_Instruction_
From the listing below, extract each entry exactly as written, minus the images.

Dataset excerpts
• • • • •

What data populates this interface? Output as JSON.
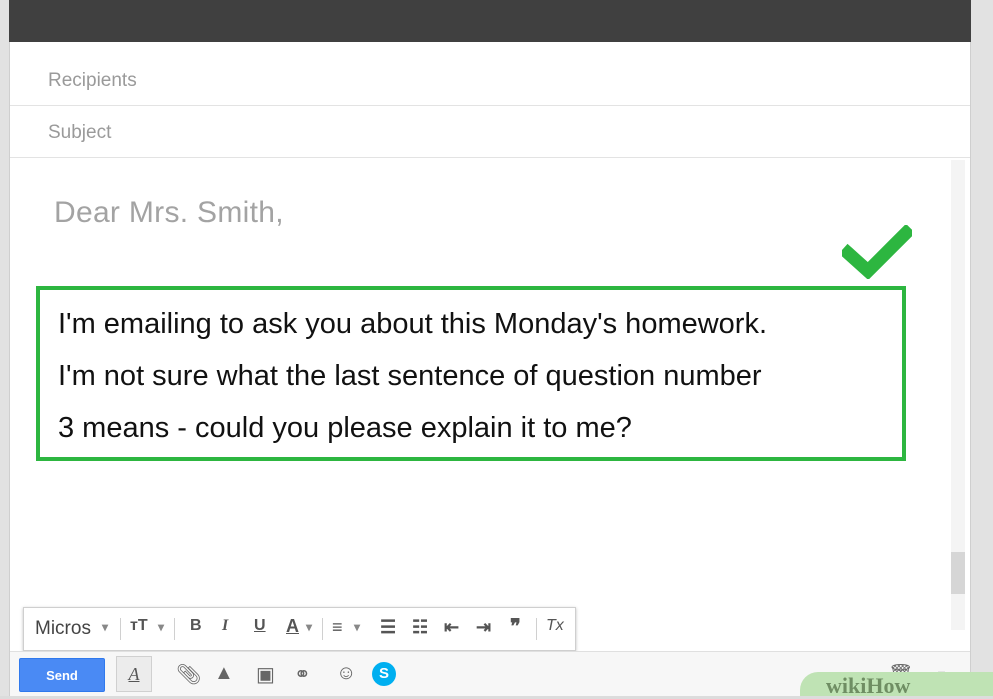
{
  "compose": {
    "recipients_placeholder": "Recipients",
    "subject_placeholder": "Subject",
    "greeting": "Dear Mrs. Smith,",
    "body_lines": [
      "I'm emailing to ask you about this Monday's homework.",
      "I'm not sure what the last sentence of question number",
      "3 means - could you please explain it to me?"
    ]
  },
  "format_toolbar": {
    "font_label": "Micros",
    "size_label": "тT",
    "bold": "B",
    "italic": "I",
    "underline": "U",
    "text_color": "A",
    "quote": "❞",
    "clear_format": "Tx"
  },
  "bottom_toolbar": {
    "send_label": "Send"
  },
  "colors": {
    "highlight_border": "#2db640",
    "send_button": "#4a8af4",
    "topbar": "#404040"
  },
  "watermark": "wikiHow"
}
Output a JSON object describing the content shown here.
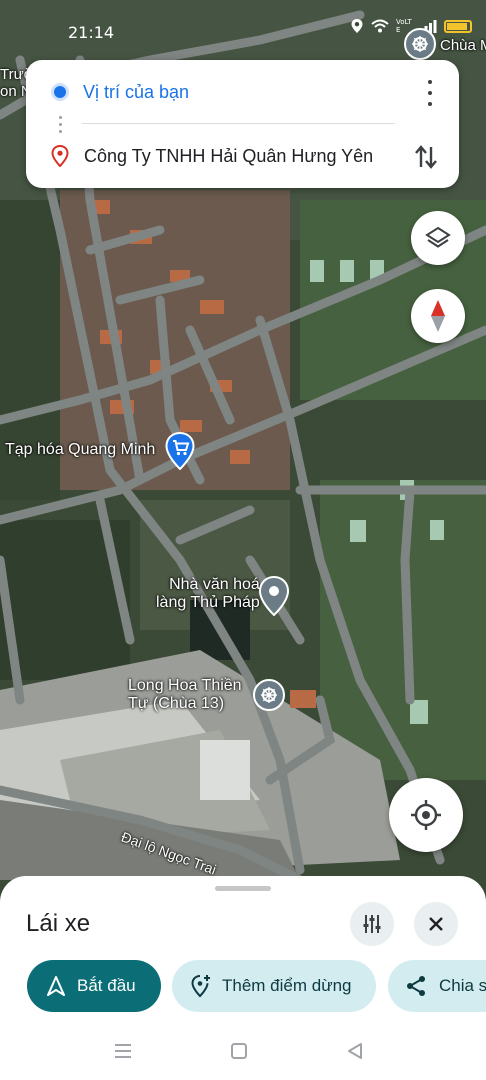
{
  "status_bar": {
    "time": "21:14",
    "network_badge": "VoLTE"
  },
  "route": {
    "origin": "Vị trí của bạn",
    "destination": "Công Ty TNHH Hải Quân Hưng Yên"
  },
  "map": {
    "labels": {
      "top_left_1": "Trườ",
      "top_left_2": "on N",
      "top_right_poi": "Chùa M",
      "store": "Tạp hóa Quang Minh",
      "culture_house_1": "Nhà văn hoá",
      "culture_house_2": "làng Thủ Pháp",
      "temple_1": "Long Hoa Thiền",
      "temple_2": "Tự (Chùa 13)",
      "road": "Đại lộ Ngọc Trai"
    },
    "colors": {
      "road": "#7f8583",
      "terrain": "#3b4a36",
      "pin_blue": "#1a73e8",
      "pin_gray": "#6b7c86"
    }
  },
  "sheet": {
    "title": "Lái xe",
    "start_button": "Bắt đầu",
    "add_stop_button": "Thêm điểm dừng",
    "share_button": "Chia s"
  },
  "icons": {
    "accent": "#0b6e76",
    "chip_bg": "#d3ecf0",
    "dest_pin": "#d93025"
  }
}
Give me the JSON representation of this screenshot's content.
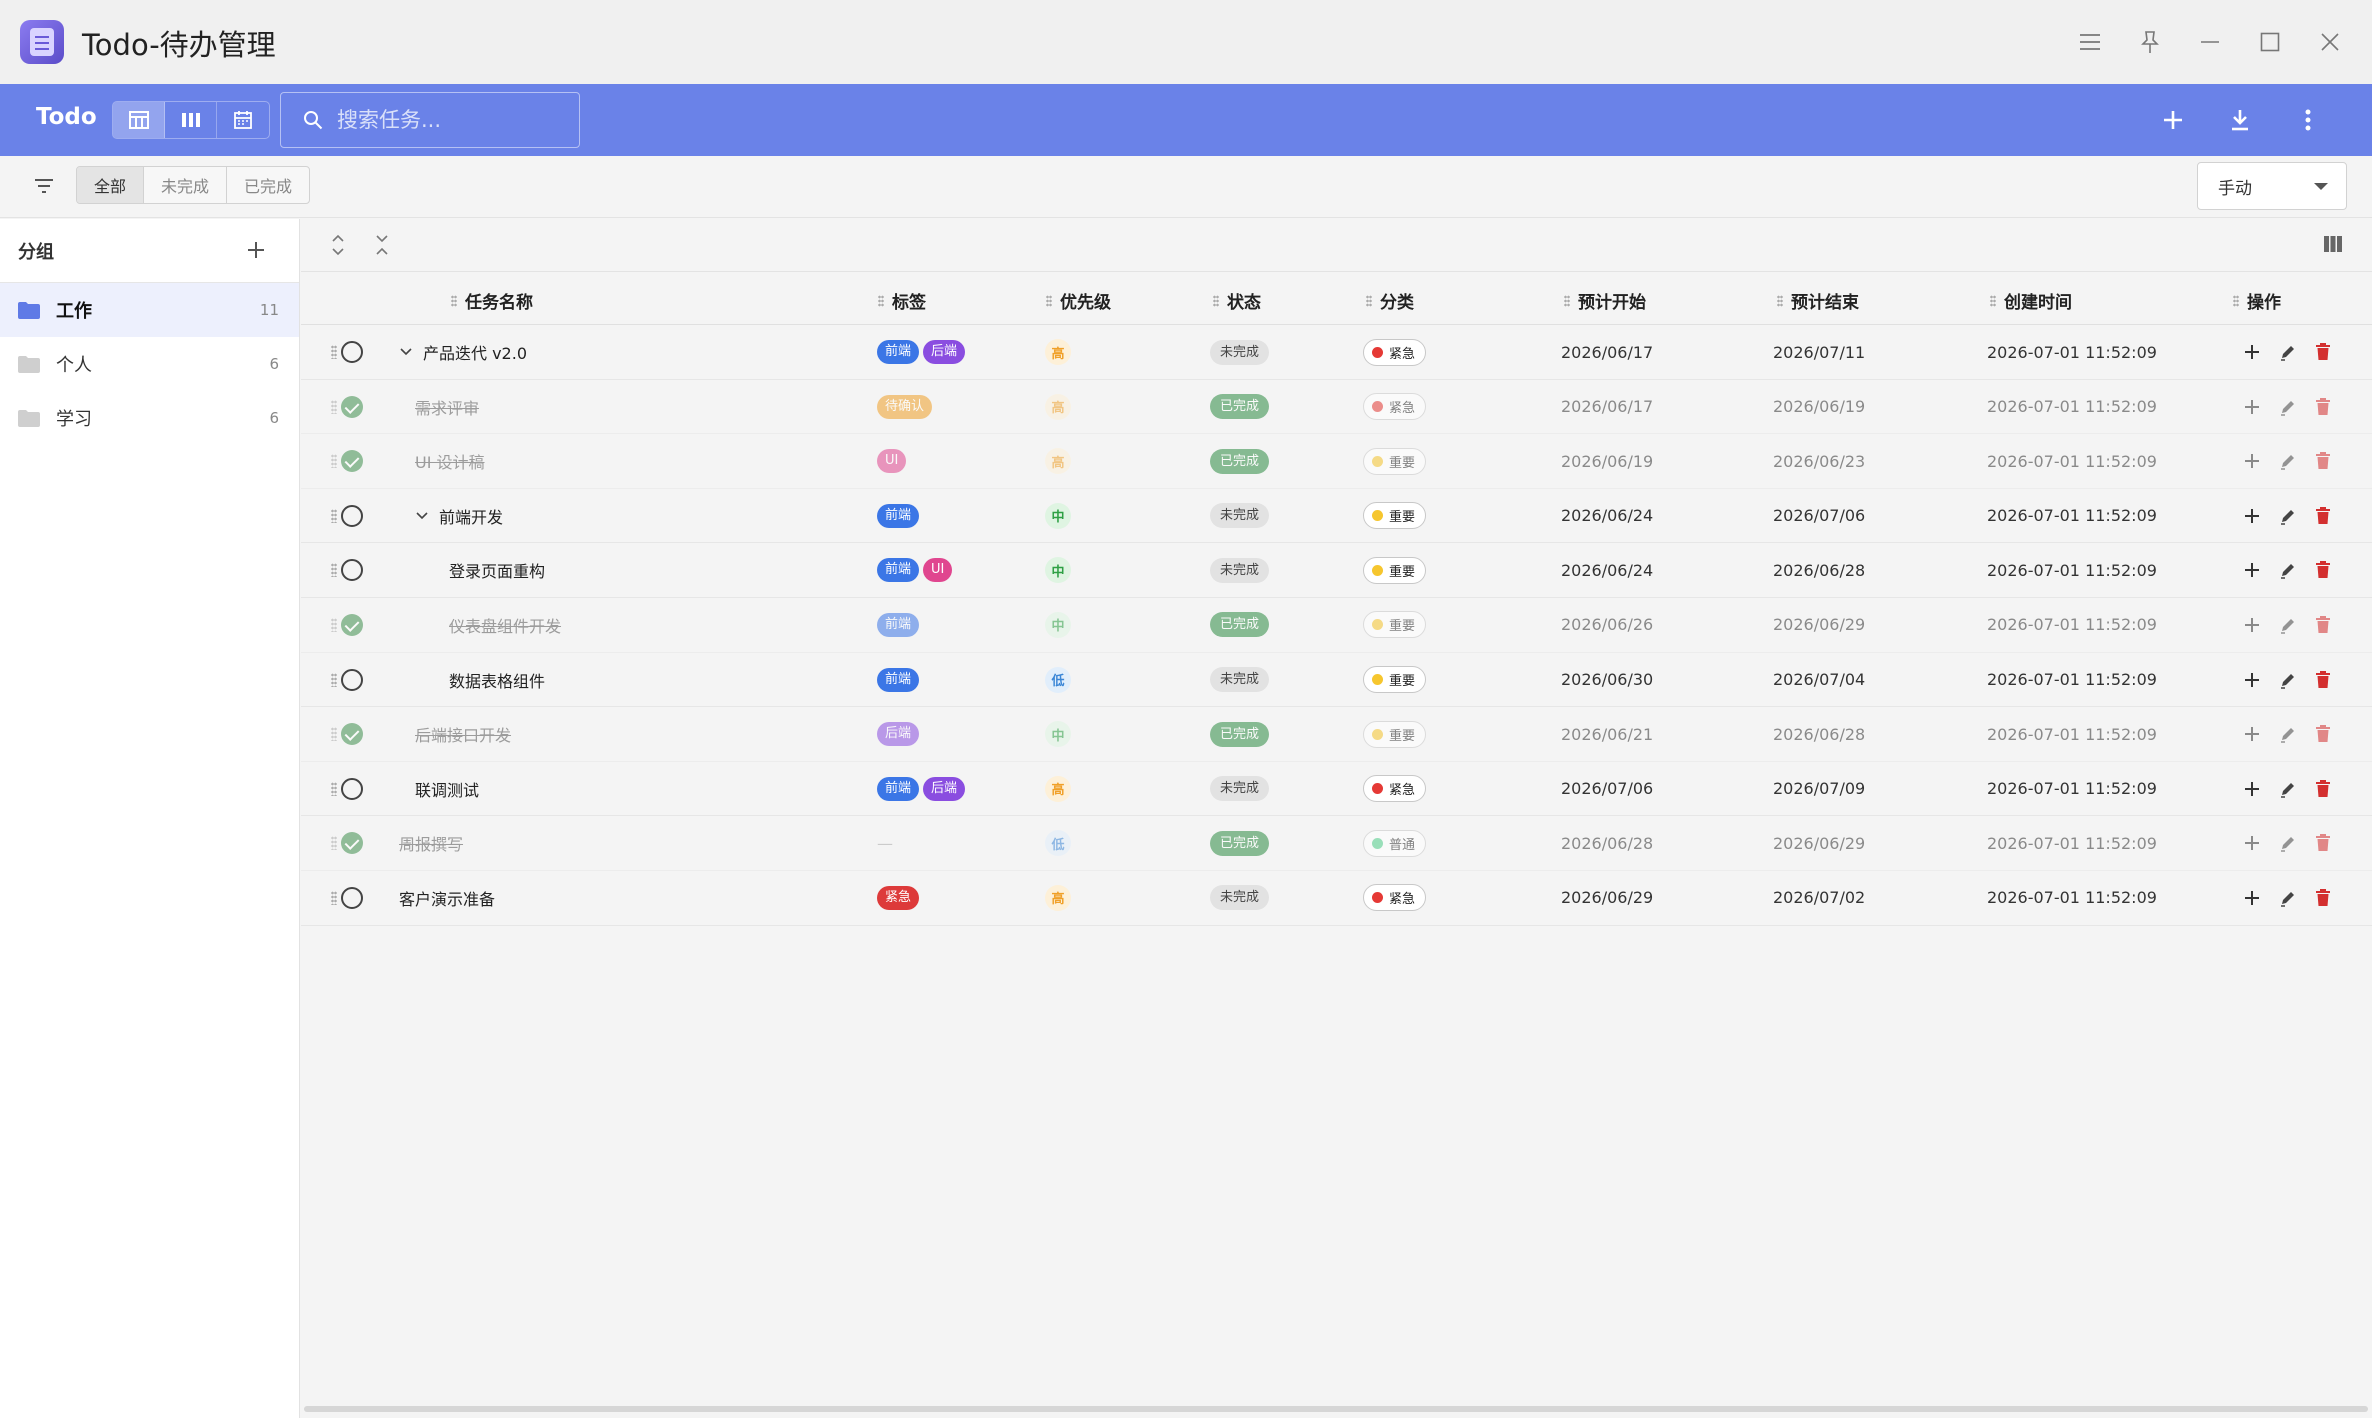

• • • • •

_Exercise result_
What data populates this interface? Output as JSON.
{
  "compose": {
    "recipients_placeholder": "Recipients",
    "subject_placeholder": "Subject",
    "greeting": "Dear Mrs. Smith,",
    "body_lines": [
      "I'm emailing to ask you about this Monday's homework.",
      "I'm not sure what the last sentence of question number",
      "3 means - could you please explain it to me?"
    ]
  },
  "format_toolbar": {
    "font_label": "Micros",
    "size_label": "тT",
    "bold": "B",
    "italic": "I",
    "underline": "U",
    "text_color": "A",
    "quote": "❞",
    "clear_format": "Tx"
  },
  "bottom_toolbar": {
    "send_label": "Send"
  },
  "colors": {
    "highlight_border": "#2db640",
    "send_button": "#4a8af4",
    "topbar": "#404040"
  },
  "watermark": "wikiHow"
}
Output a JSON object describing the content shown here.
{
  "status_bar": {
    "time": "21:14",
    "network_badge": "VoLTE"
  },
  "route": {
    "origin": "Vị trí của bạn",
    "destination": "Công Ty TNHH Hải Quân Hưng Yên"
  },
  "map": {
    "labels": {
      "top_left_1": "Trườ",
      "top_left_2": "on N",
      "top_right_poi": "Chùa M",
      "store": "Tạp hóa Quang Minh",
      "culture_house_1": "Nhà văn hoá",
      "culture_house_2": "làng Thủ Pháp",
      "temple_1": "Long Hoa Thiền",
      "temple_2": "Tự (Chùa 13)",
      "road": "Đại lộ Ngọc Trai"
    },
    "colors": {
      "road": "#7f8583",
      "terrain": "#3b4a36",
      "pin_blue": "#1a73e8",
      "pin_gray": "#6b7c86"
    }
  },
  "sheet": {
    "title": "Lái xe",
    "start_button": "Bắt đầu",
    "add_stop_button": "Thêm điểm dừng",
    "share_button": "Chia s"
  },
  "icons": {
    "accent": "#0b6e76",
    "chip_bg": "#d3ecf0",
    "dest_pin": "#d93025"
  }
}
Give me the JSON representation of this screenshot's content.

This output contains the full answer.